-- Data rows start --

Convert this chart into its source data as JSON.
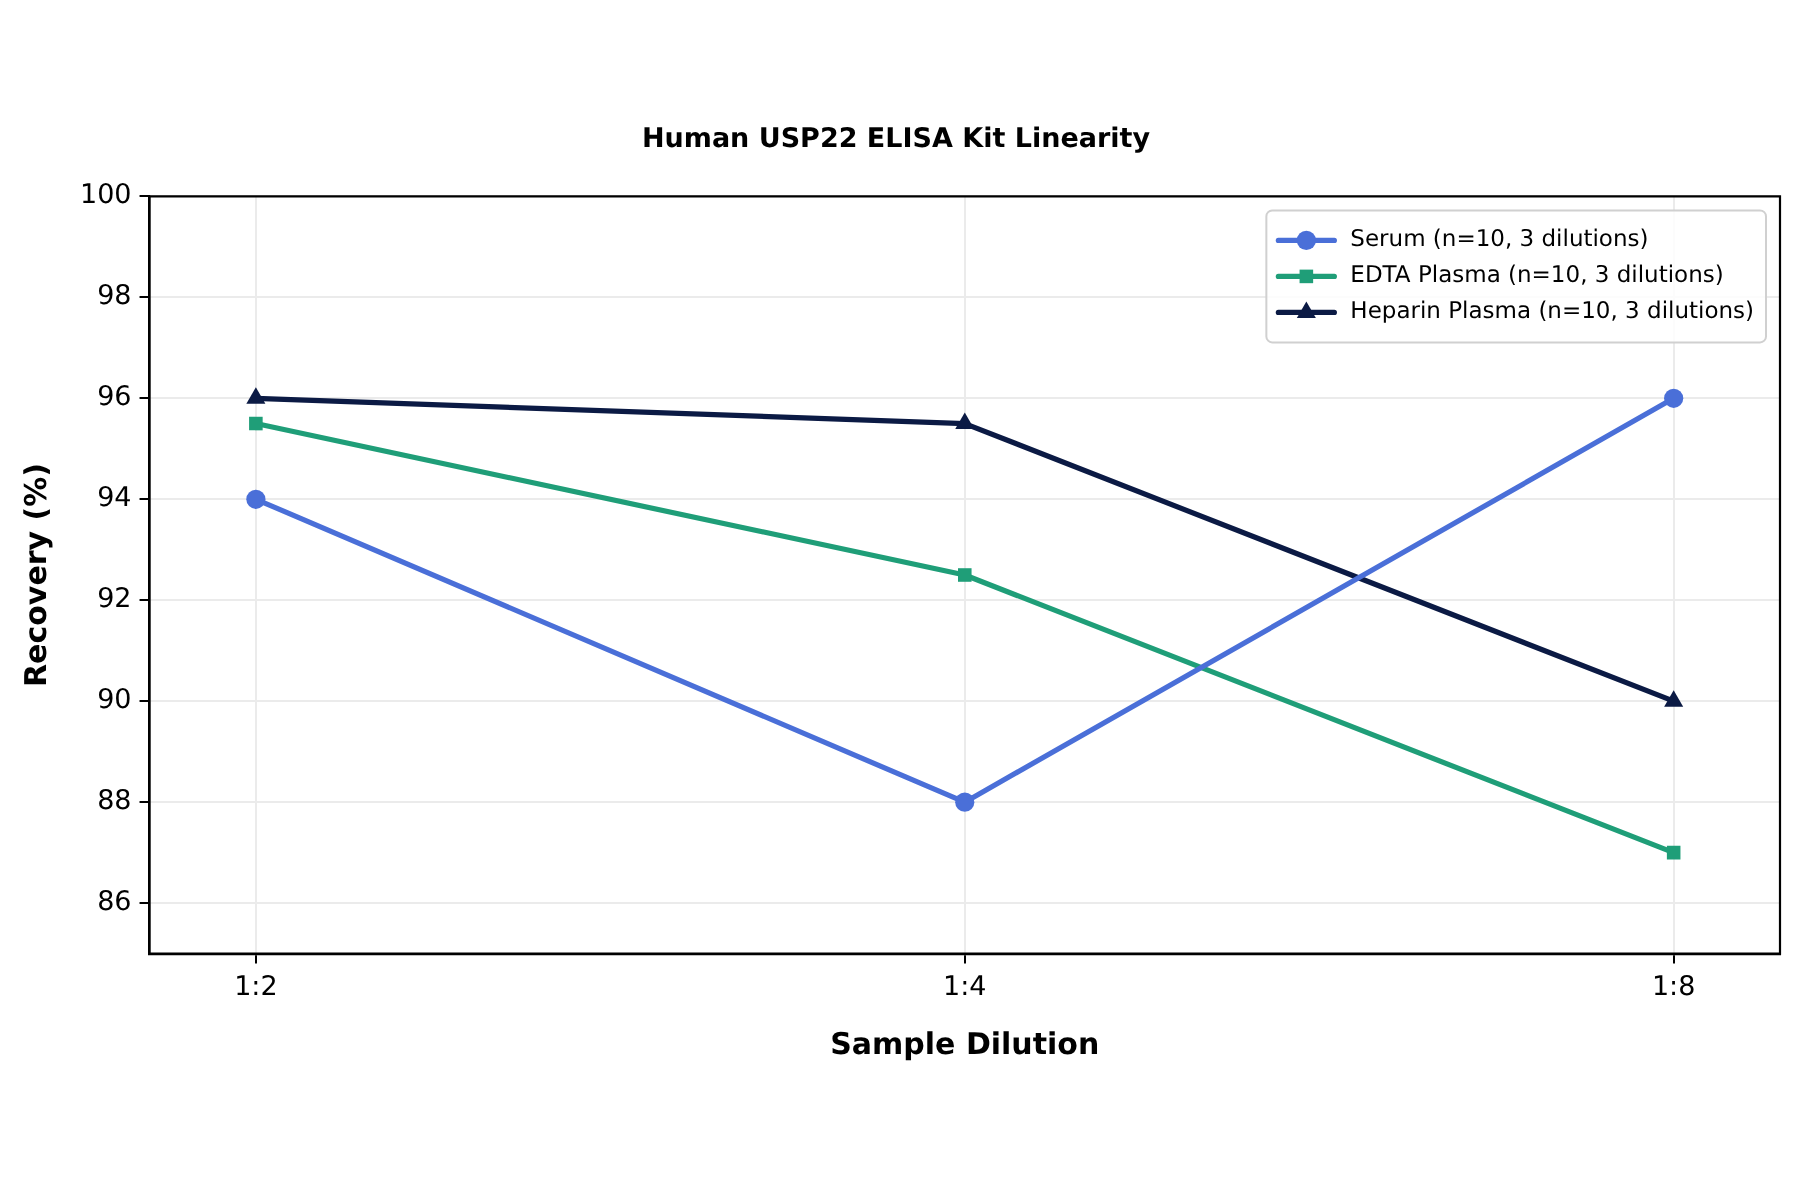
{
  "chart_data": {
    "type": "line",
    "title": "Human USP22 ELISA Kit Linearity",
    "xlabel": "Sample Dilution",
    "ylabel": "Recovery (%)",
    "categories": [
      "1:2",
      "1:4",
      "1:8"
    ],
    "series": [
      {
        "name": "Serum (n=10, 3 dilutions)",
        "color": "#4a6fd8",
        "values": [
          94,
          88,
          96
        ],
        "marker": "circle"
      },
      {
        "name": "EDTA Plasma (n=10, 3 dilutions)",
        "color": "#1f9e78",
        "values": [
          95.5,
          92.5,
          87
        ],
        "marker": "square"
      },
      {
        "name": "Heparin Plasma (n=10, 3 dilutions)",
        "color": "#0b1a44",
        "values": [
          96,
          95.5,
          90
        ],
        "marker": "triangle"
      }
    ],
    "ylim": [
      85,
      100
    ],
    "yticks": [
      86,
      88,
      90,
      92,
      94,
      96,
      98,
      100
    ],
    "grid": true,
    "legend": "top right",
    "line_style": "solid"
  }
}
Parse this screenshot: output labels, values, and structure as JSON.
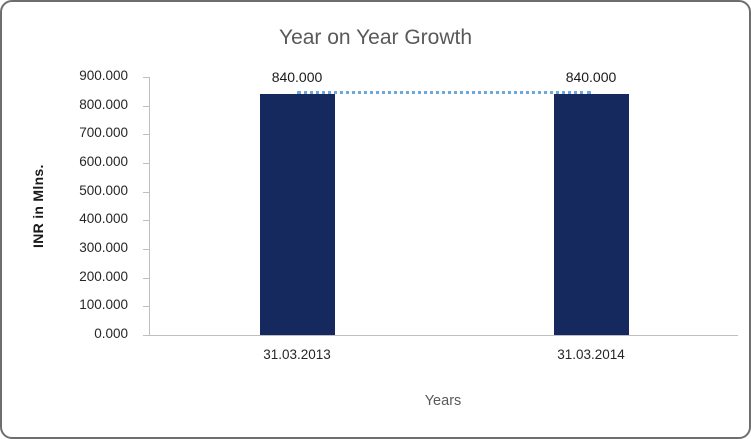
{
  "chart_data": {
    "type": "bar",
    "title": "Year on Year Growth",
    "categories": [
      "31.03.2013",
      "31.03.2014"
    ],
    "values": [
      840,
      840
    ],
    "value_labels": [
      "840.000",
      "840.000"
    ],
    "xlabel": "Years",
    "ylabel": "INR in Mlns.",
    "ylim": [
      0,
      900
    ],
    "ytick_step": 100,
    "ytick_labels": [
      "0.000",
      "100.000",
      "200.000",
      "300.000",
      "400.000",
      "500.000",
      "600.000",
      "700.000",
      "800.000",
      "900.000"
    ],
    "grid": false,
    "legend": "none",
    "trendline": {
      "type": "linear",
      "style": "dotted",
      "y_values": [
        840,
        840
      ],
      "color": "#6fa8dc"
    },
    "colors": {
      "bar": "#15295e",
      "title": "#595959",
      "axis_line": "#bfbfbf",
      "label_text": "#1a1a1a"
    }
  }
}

-- Data rows end --
-- Data rows start --

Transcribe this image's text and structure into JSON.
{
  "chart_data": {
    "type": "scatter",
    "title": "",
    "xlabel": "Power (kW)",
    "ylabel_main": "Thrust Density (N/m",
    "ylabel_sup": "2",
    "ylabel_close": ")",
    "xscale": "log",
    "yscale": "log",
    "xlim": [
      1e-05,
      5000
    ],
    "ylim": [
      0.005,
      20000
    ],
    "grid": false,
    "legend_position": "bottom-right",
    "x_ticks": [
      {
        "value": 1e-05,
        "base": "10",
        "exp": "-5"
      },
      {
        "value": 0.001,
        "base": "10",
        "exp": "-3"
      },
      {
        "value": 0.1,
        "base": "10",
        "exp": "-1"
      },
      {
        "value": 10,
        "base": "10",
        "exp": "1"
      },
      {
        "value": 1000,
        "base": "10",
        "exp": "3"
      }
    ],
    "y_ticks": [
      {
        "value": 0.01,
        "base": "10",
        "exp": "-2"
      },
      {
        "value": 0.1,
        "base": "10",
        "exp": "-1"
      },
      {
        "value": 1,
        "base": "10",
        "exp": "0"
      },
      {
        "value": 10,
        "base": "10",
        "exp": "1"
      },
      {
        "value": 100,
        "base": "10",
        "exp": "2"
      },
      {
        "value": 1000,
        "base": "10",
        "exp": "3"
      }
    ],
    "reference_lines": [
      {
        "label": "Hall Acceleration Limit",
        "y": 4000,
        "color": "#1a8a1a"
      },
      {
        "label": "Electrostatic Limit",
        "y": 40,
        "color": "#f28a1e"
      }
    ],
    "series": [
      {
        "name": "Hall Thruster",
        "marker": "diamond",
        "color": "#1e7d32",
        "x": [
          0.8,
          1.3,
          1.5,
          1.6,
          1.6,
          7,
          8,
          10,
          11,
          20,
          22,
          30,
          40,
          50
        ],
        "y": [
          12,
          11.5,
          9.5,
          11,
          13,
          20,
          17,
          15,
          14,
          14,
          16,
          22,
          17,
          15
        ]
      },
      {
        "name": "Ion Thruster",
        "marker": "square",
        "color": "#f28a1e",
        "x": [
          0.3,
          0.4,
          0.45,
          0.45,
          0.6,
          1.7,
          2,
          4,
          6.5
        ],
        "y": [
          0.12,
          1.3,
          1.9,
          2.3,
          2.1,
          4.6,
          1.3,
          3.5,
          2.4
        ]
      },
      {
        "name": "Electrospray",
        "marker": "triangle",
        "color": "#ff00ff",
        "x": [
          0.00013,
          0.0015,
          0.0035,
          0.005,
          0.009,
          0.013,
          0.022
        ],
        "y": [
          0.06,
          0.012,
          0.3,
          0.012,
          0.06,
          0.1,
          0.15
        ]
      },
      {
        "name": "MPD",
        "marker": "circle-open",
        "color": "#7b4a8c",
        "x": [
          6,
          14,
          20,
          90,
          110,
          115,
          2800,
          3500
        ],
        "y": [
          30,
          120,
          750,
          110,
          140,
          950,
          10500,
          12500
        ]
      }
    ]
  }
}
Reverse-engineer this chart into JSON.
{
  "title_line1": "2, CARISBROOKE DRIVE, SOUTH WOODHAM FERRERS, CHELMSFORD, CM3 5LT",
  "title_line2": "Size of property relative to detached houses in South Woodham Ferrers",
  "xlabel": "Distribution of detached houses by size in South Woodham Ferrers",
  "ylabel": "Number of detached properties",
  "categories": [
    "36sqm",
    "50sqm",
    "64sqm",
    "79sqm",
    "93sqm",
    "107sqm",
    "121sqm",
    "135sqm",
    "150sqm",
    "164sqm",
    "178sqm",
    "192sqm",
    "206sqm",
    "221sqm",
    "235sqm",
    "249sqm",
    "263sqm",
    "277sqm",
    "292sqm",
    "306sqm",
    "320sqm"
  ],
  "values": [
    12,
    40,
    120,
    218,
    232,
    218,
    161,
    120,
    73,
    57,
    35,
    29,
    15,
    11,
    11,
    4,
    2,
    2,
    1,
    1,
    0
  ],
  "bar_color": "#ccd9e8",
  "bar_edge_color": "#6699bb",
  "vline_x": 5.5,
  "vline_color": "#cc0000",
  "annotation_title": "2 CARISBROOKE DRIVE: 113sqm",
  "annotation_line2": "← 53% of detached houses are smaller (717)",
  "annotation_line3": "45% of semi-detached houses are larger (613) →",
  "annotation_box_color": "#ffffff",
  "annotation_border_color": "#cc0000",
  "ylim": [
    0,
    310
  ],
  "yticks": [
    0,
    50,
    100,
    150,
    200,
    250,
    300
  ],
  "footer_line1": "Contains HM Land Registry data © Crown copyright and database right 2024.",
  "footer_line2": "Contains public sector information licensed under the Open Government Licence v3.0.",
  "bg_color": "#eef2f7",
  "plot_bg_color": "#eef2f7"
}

-- Data rows end --
-- Data rows start --

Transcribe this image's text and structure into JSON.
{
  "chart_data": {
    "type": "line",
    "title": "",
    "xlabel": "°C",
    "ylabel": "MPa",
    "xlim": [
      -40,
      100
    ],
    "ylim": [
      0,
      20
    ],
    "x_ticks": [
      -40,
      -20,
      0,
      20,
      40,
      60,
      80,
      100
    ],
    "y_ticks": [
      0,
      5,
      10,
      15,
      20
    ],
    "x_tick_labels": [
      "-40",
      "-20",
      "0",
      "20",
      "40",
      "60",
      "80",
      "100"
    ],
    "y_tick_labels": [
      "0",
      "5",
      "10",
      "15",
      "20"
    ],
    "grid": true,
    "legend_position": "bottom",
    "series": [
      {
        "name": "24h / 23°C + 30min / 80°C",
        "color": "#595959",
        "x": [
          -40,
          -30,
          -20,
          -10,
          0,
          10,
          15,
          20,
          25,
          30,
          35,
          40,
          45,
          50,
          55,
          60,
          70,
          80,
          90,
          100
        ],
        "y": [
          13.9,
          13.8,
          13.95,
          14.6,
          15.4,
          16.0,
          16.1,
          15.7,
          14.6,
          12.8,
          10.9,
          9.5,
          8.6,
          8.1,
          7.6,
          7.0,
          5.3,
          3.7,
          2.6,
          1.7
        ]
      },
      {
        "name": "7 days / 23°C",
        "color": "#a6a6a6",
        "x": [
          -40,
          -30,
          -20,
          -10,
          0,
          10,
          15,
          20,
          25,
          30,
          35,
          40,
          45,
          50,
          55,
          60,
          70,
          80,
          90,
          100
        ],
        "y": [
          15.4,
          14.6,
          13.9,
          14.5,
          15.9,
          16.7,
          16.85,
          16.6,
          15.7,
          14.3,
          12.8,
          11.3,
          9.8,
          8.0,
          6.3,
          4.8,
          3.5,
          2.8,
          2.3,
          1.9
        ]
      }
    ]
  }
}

-- Data rows end --

▸ What needs to be done:
Check every line of the data above for the string "xlabel", and copy those that have it.

▸ Reply:
    "xlabel": "Sample Dilution",
    "xlabel": "Years",
    "xlabel": "Power (kW)",
  "xlabel": "Distribution of detached houses by size in South Woodham Ferrers",
    "xlabel": "°C",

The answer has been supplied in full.